■ Problem to solve:
Search the material for the string "Lithomiericz" and copy each line where it occurs.

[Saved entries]
+ + + + +

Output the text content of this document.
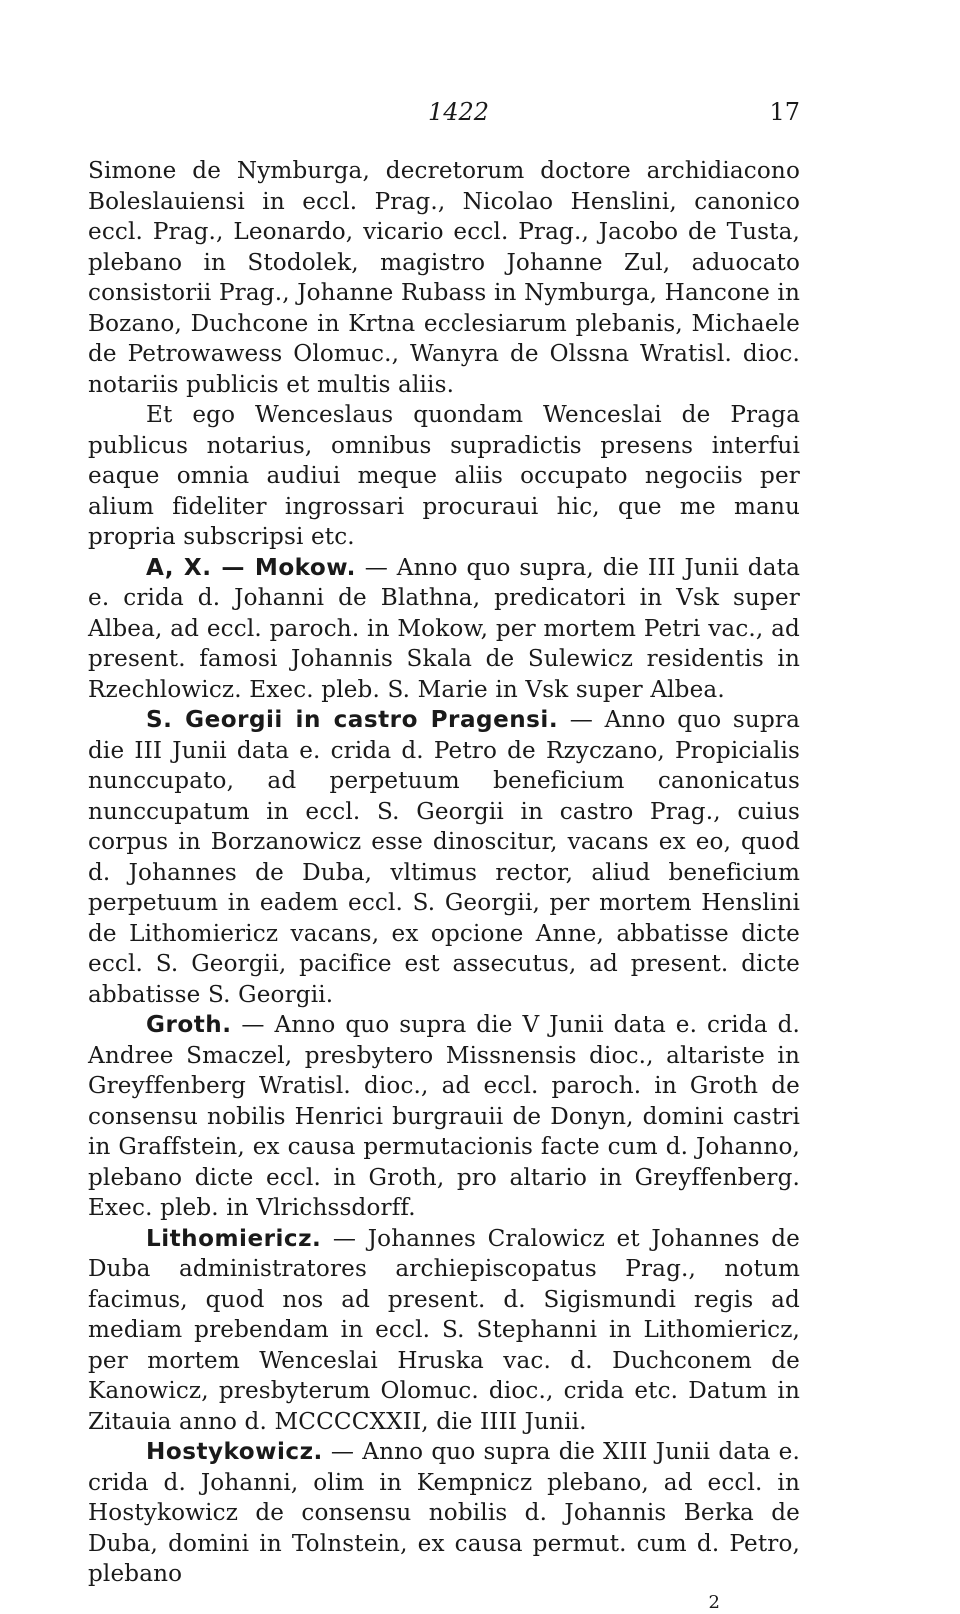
1422	17

Simone de Nymburga, decretorum doctore archidiacono Boleslauiensi in eccl. Prag., Nicolao Henslini, canonico eccl. Prag., Leonardo, vicario eccl. Prag., Jacobo de Tusta, plebano in Stodolek, magistro Johanne Zul, aduocato consistorii Prag., Johanne Rubass in Nymburga, Hancone in Bozano, Duchcone in Krtna ecclesiarum plebanis, Michaele de Petrowawess Olomuc., Wanyra de Olssna Wratisl. dioc. notariis publicis et multis aliis.

Et ego Wenceslaus quondam Wenceslai de Praga publicus notarius, omnibus supradictis presens interfui eaque omnia audiui meque aliis occupato negociis per alium fideliter ingrossari procuraui hic, que me manu propria subscripsi etc.

A, X. — Mokow. — Anno quo supra, die III Junii data e. crida d. Johanni de Blathna, predicatori in Vsk super Albea, ad eccl. paroch. in Mokow, per mortem Petri vac., ad present. famosi Johannis Skala de Sulewicz residentis in Rzechlowicz. Exec. pleb. S. Marie in Vsk super Albea.

S. Georgii in castro Pragensi. — Anno quo supra die III Junii data e. crida d. Petro de Rzyczano, Propicialis nunccupato, ad perpetuum beneficium canonicatus nunccupatum in eccl. S. Georgii in castro Prag., cuius corpus in Borzanowicz esse dinoscitur, vacans ex eo, quod d. Johannes de Duba, vltimus rector, aliud beneficium perpetuum in eadem eccl. S. Georgii, per mortem Henslini de Lithomiericz vacans, ex opcione Anne, abbatisse dicte eccl. S. Georgii, pacifice est assecutus, ad present. dicte abbatisse S. Georgii.

Groth. — Anno quo supra die V Junii data e. crida d. Andree Smaczel, presbytero Missnensis dioc., altariste in Greyffenberg Wratisl. dioc., ad eccl. paroch. in Groth de consensu nobilis Henrici burgrauii de Donyn, domini castri in Graffstein, ex causa permutacionis facte cum d. Johanno, plebano dicte eccl. in Groth, pro altario in Greyffenberg. Exec. pleb. in Vlrichssdorff.

Lithomiericz. — Johannes Cralowicz et Johannes de Duba administratores archiepiscopatus Prag., notum facimus, quod nos ad present. d. Sigismundi regis ad mediam prebendam in eccl. S. Stephanni in Lithomiericz, per mortem Wenceslai Hruska vac. d. Duchconem de Kanowicz, presbyterum Olomuc. dioc., crida etc. Datum in Zitauia anno d. MCCCCXXII, die IIII Junii.

Hostykowicz. — Anno quo supra die XIII Junii data e. crida d. Johanni, olim in Kempnicz plebano, ad eccl. in Hostykowicz de consensu nobilis d. Johannis Berka de Duba, domini in Tolnstein, ex causa permut. cum d. Petro, plebano

2
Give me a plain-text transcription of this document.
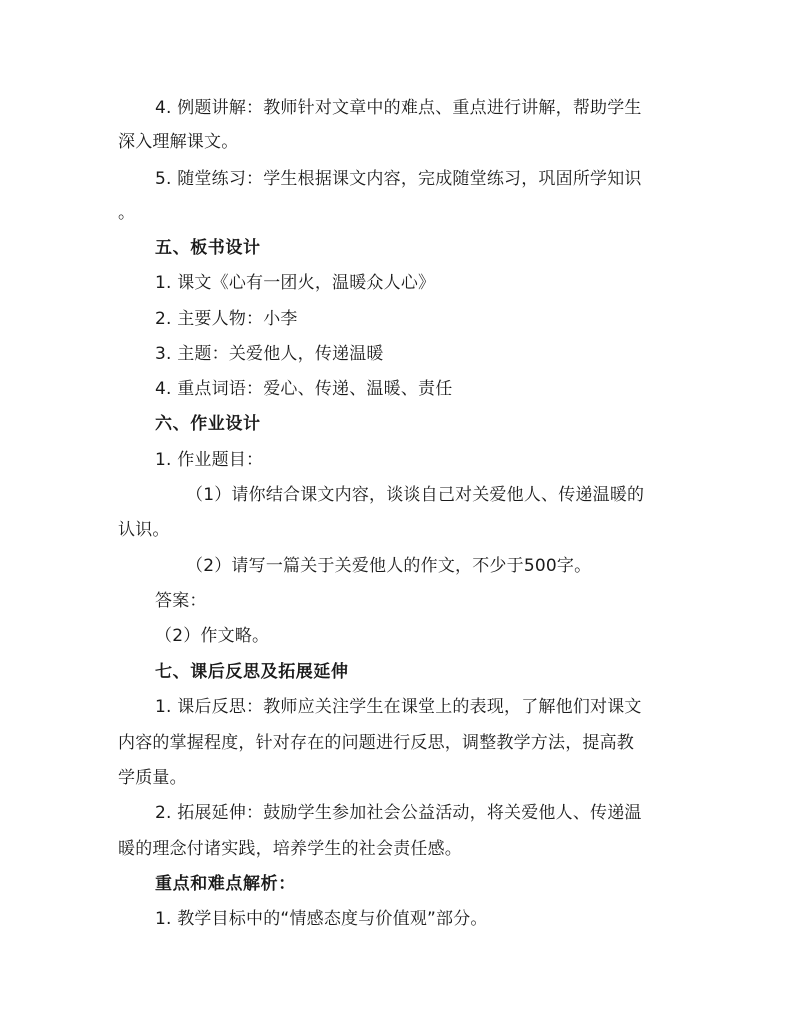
4. 例题讲解：教师针对文章中的难点、重点进行讲解，帮助学生

深入理解课文。

5. 随堂练习：学生根据课文内容，完成随堂练习，巩固所学知识

。

五、板书设计

1. 课文《心有一团火，温暖众人心》

2. 主要人物：小李

3. 主题：关爱他人，传递温暖

4. 重点词语：爱心、传递、温暖、责任

六、作业设计

1. 作业题目：

（1）请你结合课文内容，谈谈自己对关爱他人、传递温暖的

认识。

（2）请写一篇关于关爱他人的作文，不少于500字。

答案：

（2）作文略。

七、课后反思及拓展延伸

1. 课后反思：教师应关注学生在课堂上的表现，了解他们对课文

内容的掌握程度，针对存在的问题进行反思，调整教学方法，提高教

学质量。

2. 拓展延伸：鼓励学生参加社会公益活动，将关爱他人、传递温

暖的理念付诸实践，培养学生的社会责任感。

重点和难点解析：

1. 教学目标中的“情感态度与价值观”部分。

+ + + + +

■ Correct result:
S. Georgii in castro Pragensi. — Anno quo supra die III Junii data e. crida d. Petro de Rzyczano, Propicialis nunccupato, ad perpetuum beneficium canonicatus nunccupatum in eccl. S. Georgii in castro Prag., cuius corpus in Borzanowicz esse dinoscitur, vacans ex eo, quod d. Johannes de Duba, vltimus rector, aliud beneficium perpetuum in eadem eccl. S. Georgii, per mortem Henslini de Lithomiericz vacans, ex opcione Anne, abbatisse dicte eccl. S. Georgii, pacifice est assecutus, ad present. dicte abbatisse S. Georgii.
Lithomiericz. — Johannes Cralowicz et Johannes de Duba administratores archiepiscopatus Prag., notum facimus, quod nos ad present. d. Sigismundi regis ad mediam prebendam in eccl. S. Stephanni in Lithomiericz, per mortem Wenceslai Hruska vac. d. Duchconem de Kanowicz, presbyterum Olomuc. dioc., crida etc. Datum in Zitauia anno d. MCCCCXXII, die IIII Junii.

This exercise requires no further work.